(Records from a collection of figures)

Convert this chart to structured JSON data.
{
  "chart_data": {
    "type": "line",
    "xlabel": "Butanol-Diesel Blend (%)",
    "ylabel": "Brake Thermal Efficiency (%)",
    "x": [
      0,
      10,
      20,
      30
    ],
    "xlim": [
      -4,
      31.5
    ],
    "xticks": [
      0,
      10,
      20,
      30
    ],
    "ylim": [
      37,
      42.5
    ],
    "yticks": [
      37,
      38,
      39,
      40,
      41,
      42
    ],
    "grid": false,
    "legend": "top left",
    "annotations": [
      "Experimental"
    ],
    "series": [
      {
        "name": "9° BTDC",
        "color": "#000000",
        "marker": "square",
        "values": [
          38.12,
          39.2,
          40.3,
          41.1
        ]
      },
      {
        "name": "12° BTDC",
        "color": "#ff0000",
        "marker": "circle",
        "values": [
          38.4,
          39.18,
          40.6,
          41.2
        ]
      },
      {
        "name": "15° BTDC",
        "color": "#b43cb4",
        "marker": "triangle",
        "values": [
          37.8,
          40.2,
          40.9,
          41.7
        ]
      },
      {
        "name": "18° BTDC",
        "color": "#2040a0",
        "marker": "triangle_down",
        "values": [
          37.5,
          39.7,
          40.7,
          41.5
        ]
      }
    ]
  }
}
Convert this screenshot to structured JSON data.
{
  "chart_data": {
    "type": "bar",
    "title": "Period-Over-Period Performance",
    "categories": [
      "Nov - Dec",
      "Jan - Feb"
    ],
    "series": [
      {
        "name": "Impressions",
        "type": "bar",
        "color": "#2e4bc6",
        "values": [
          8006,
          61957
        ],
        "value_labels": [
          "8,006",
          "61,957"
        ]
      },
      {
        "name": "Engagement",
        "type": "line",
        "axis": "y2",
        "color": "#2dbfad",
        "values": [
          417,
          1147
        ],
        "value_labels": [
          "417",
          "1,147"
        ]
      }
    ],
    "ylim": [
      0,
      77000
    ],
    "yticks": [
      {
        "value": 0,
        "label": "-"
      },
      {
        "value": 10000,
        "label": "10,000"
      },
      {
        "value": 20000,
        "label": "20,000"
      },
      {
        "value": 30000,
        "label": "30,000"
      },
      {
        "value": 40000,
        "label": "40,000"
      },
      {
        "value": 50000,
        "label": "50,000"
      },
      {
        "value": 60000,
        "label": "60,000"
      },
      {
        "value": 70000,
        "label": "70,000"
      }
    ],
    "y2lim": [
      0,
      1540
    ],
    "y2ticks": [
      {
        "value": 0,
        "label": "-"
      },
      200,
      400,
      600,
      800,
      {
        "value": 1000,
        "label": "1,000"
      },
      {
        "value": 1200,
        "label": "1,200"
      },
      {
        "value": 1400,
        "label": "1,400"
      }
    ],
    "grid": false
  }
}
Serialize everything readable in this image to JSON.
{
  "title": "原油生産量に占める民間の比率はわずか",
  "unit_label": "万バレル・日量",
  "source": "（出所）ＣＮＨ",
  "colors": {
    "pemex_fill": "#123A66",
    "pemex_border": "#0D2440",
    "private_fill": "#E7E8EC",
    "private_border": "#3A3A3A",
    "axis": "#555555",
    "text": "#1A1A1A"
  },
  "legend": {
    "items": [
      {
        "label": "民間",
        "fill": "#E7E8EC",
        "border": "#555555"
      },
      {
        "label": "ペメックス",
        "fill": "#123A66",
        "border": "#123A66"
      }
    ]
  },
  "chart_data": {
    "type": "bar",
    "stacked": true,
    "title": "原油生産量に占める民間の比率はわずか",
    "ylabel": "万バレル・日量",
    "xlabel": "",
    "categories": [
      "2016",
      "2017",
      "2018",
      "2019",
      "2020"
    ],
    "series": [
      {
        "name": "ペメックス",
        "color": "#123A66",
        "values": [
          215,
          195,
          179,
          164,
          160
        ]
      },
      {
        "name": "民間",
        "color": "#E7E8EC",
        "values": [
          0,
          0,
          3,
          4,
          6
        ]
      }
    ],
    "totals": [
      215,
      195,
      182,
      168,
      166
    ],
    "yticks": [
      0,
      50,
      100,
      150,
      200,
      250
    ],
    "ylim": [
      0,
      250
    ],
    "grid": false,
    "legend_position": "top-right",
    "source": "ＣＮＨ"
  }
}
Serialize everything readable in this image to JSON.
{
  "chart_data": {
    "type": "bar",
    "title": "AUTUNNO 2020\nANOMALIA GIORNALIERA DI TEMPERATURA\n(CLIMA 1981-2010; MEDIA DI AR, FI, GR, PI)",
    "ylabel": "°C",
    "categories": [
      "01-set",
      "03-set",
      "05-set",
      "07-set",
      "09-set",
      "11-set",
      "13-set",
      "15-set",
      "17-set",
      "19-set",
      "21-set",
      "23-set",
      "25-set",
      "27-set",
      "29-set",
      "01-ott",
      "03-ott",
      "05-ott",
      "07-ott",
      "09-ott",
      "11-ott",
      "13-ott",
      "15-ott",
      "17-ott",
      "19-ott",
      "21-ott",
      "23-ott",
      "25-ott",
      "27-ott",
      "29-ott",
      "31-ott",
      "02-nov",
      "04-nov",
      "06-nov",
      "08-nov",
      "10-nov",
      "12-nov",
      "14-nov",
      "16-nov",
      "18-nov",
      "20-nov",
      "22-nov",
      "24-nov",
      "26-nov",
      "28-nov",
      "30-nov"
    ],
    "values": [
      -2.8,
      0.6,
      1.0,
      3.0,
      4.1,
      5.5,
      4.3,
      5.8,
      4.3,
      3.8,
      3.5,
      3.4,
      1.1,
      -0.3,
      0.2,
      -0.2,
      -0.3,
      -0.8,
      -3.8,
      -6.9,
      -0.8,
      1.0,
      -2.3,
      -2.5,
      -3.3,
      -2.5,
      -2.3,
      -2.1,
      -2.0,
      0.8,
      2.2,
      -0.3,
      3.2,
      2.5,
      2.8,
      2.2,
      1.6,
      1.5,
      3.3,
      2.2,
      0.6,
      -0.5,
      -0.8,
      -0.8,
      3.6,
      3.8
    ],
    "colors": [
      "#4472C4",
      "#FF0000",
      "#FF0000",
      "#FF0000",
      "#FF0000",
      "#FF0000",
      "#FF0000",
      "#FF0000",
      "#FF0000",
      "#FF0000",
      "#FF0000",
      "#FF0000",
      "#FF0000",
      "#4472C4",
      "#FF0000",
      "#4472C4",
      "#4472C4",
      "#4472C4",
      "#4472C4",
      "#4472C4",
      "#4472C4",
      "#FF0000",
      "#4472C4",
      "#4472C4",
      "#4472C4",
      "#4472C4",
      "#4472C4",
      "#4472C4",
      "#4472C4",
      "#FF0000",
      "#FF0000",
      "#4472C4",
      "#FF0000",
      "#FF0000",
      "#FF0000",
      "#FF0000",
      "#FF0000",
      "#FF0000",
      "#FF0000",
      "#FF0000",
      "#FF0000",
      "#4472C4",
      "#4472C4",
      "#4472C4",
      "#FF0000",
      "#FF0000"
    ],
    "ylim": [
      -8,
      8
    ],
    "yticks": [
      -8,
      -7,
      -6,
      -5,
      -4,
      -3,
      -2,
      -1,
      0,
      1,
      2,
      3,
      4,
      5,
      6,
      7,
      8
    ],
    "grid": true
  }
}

#### [Exercise requirements]
The listing above should be transcribed in full, exactly as written.

#### [Expected answer]
Convert this chart to structured JSON data.
{
  "chart_data": {
    "type": "line",
    "xlabel": "Butanol-Diesel Blend (%)",
    "ylabel": "Brake Thermal Efficiency (%)",
    "x": [
      0,
      10,
      20,
      30
    ],
    "xlim": [
      -4,
      31.5
    ],
    "xticks": [
      0,
      10,
      20,
      30
    ],
    "ylim": [
      37,
      42.5
    ],
    "yticks": [
      37,
      38,
      39,
      40,
      41,
      42
    ],
    "grid": false,
    "legend": "top left",
    "annotations": [
      "Experimental"
    ],
    "series": [
      {
        "name": "9° BTDC",
        "color": "#000000",
        "marker": "square",
        "values": [
          38.12,
          39.2,
          40.3,
          41.1
        ]
      },
      {
        "name": "12° BTDC",
        "color": "#ff0000",
        "marker": "circle",
        "values": [
          38.4,
          39.18,
          40.6,
          41.2
        ]
      },
      {
        "name": "15° BTDC",
        "color": "#b43cb4",
        "marker": "triangle",
        "values": [
          37.8,
          40.2,
          40.9,
          41.7
        ]
      },
      {
        "name": "18° BTDC",
        "color": "#2040a0",
        "marker": "triangle_down",
        "values": [
          37.5,
          39.7,
          40.7,
          41.5
        ]
      }
    ]
  }
}
Convert this screenshot to structured JSON data.
{
  "chart_data": {
    "type": "bar",
    "title": "Period-Over-Period Performance",
    "categories": [
      "Nov - Dec",
      "Jan - Feb"
    ],
    "series": [
      {
        "name": "Impressions",
        "type": "bar",
        "color": "#2e4bc6",
        "values": [
          8006,
          61957
        ],
        "value_labels": [
          "8,006",
          "61,957"
        ]
      },
      {
        "name": "Engagement",
        "type": "line",
        "axis": "y2",
        "color": "#2dbfad",
        "values": [
          417,
          1147
        ],
        "value_labels": [
          "417",
          "1,147"
        ]
      }
    ],
    "ylim": [
      0,
      77000
    ],
    "yticks": [
      {
        "value": 0,
        "label": "-"
      },
      {
        "value": 10000,
        "label": "10,000"
      },
      {
        "value": 20000,
        "label": "20,000"
      },
      {
        "value": 30000,
        "label": "30,000"
      },
      {
        "value": 40000,
        "label": "40,000"
      },
      {
        "value": 50000,
        "label": "50,000"
      },
      {
        "value": 60000,
        "label": "60,000"
      },
      {
        "value": 70000,
        "label": "70,000"
      }
    ],
    "y2lim": [
      0,
      1540
    ],
    "y2ticks": [
      {
        "value": 0,
        "label": "-"
      },
      200,
      400,
      600,
      800,
      {
        "value": 1000,
        "label": "1,000"
      },
      {
        "value": 1200,
        "label": "1,200"
      },
      {
        "value": 1400,
        "label": "1,400"
      }
    ],
    "grid": false
  }
}
Serialize everything readable in this image to JSON.
{
  "title": "原油生産量に占める民間の比率はわずか",
  "unit_label": "万バレル・日量",
  "source": "（出所）ＣＮＨ",
  "colors": {
    "pemex_fill": "#123A66",
    "pemex_border": "#0D2440",
    "private_fill": "#E7E8EC",
    "private_border": "#3A3A3A",
    "axis": "#555555",
    "text": "#1A1A1A"
  },
  "legend": {
    "items": [
      {
        "label": "民間",
        "fill": "#E7E8EC",
        "border": "#555555"
      },
      {
        "label": "ペメックス",
        "fill": "#123A66",
        "border": "#123A66"
      }
    ]
  },
  "chart_data": {
    "type": "bar",
    "stacked": true,
    "title": "原油生産量に占める民間の比率はわずか",
    "ylabel": "万バレル・日量",
    "xlabel": "",
    "categories": [
      "2016",
      "2017",
      "2018",
      "2019",
      "2020"
    ],
    "series": [
      {
        "name": "ペメックス",
        "color": "#123A66",
        "values": [
          215,
          195,
          179,
          164,
          160
        ]
      },
      {
        "name": "民間",
        "color": "#E7E8EC",
        "values": [
          0,
          0,
          3,
          4,
          6
        ]
      }
    ],
    "totals": [
      215,
      195,
      182,
      168,
      166
    ],
    "yticks": [
      0,
      50,
      100,
      150,
      200,
      250
    ],
    "ylim": [
      0,
      250
    ],
    "grid": false,
    "legend_position": "top-right",
    "source": "ＣＮＨ"
  }
}
Serialize everything readable in this image to JSON.
{
  "chart_data": {
    "type": "bar",
    "title": "AUTUNNO 2020\nANOMALIA GIORNALIERA DI TEMPERATURA\n(CLIMA 1981-2010; MEDIA DI AR, FI, GR, PI)",
    "ylabel": "°C",
    "categories": [
      "01-set",
      "03-set",
      "05-set",
      "07-set",
      "09-set",
      "11-set",
      "13-set",
      "15-set",
      "17-set",
      "19-set",
      "21-set",
      "23-set",
      "25-set",
      "27-set",
      "29-set",
      "01-ott",
      "03-ott",
      "05-ott",
      "07-ott",
      "09-ott",
      "11-ott",
      "13-ott",
      "15-ott",
      "17-ott",
      "19-ott",
      "21-ott",
      "23-ott",
      "25-ott",
      "27-ott",
      "29-ott",
      "31-ott",
      "02-nov",
      "04-nov",
      "06-nov",
      "08-nov",
      "10-nov",
      "12-nov",
      "14-nov",
      "16-nov",
      "18-nov",
      "20-nov",
      "22-nov",
      "24-nov",
      "26-nov",
      "28-nov",
      "30-nov"
    ],
    "values": [
      -2.8,
      0.6,
      1.0,
      3.0,
      4.1,
      5.5,
      4.3,
      5.8,
      4.3,
      3.8,
      3.5,
      3.4,
      1.1,
      -0.3,
      0.2,
      -0.2,
      -0.3,
      -0.8,
      -3.8,
      -6.9,
      -0.8,
      1.0,
      -2.3,
      -2.5,
      -3.3,
      -2.5,
      -2.3,
      -2.1,
      -2.0,
      0.8,
      2.2,
      -0.3,
      3.2,
      2.5,
      2.8,
      2.2,
      1.6,
      1.5,
      3.3,
      2.2,
      0.6,
      -0.5,
      -0.8,
      -0.8,
      3.6,
      3.8
    ],
    "colors": [
      "#4472C4",
      "#FF0000",
      "#FF0000",
      "#FF0000",
      "#FF0000",
      "#FF0000",
      "#FF0000",
      "#FF0000",
      "#FF0000",
      "#FF0000",
      "#FF0000",
      "#FF0000",
      "#FF0000",
      "#4472C4",
      "#FF0000",
      "#4472C4",
      "#4472C4",
      "#4472C4",
      "#4472C4",
      "#4472C4",
      "#4472C4",
      "#FF0000",
      "#4472C4",
      "#4472C4",
      "#4472C4",
      "#4472C4",
      "#4472C4",
      "#4472C4",
      "#4472C4",
      "#FF0000",
      "#FF0000",
      "#4472C4",
      "#FF0000",
      "#FF0000",
      "#FF0000",
      "#FF0000",
      "#FF0000",
      "#FF0000",
      "#FF0000",
      "#FF0000",
      "#FF0000",
      "#4472C4",
      "#4472C4",
      "#4472C4",
      "#FF0000",
      "#FF0000"
    ],
    "ylim": [
      -8,
      8
    ],
    "yticks": [
      -8,
      -7,
      -6,
      -5,
      -4,
      -3,
      -2,
      -1,
      0,
      1,
      2,
      3,
      4,
      5,
      6,
      7,
      8
    ],
    "grid": true
  }
}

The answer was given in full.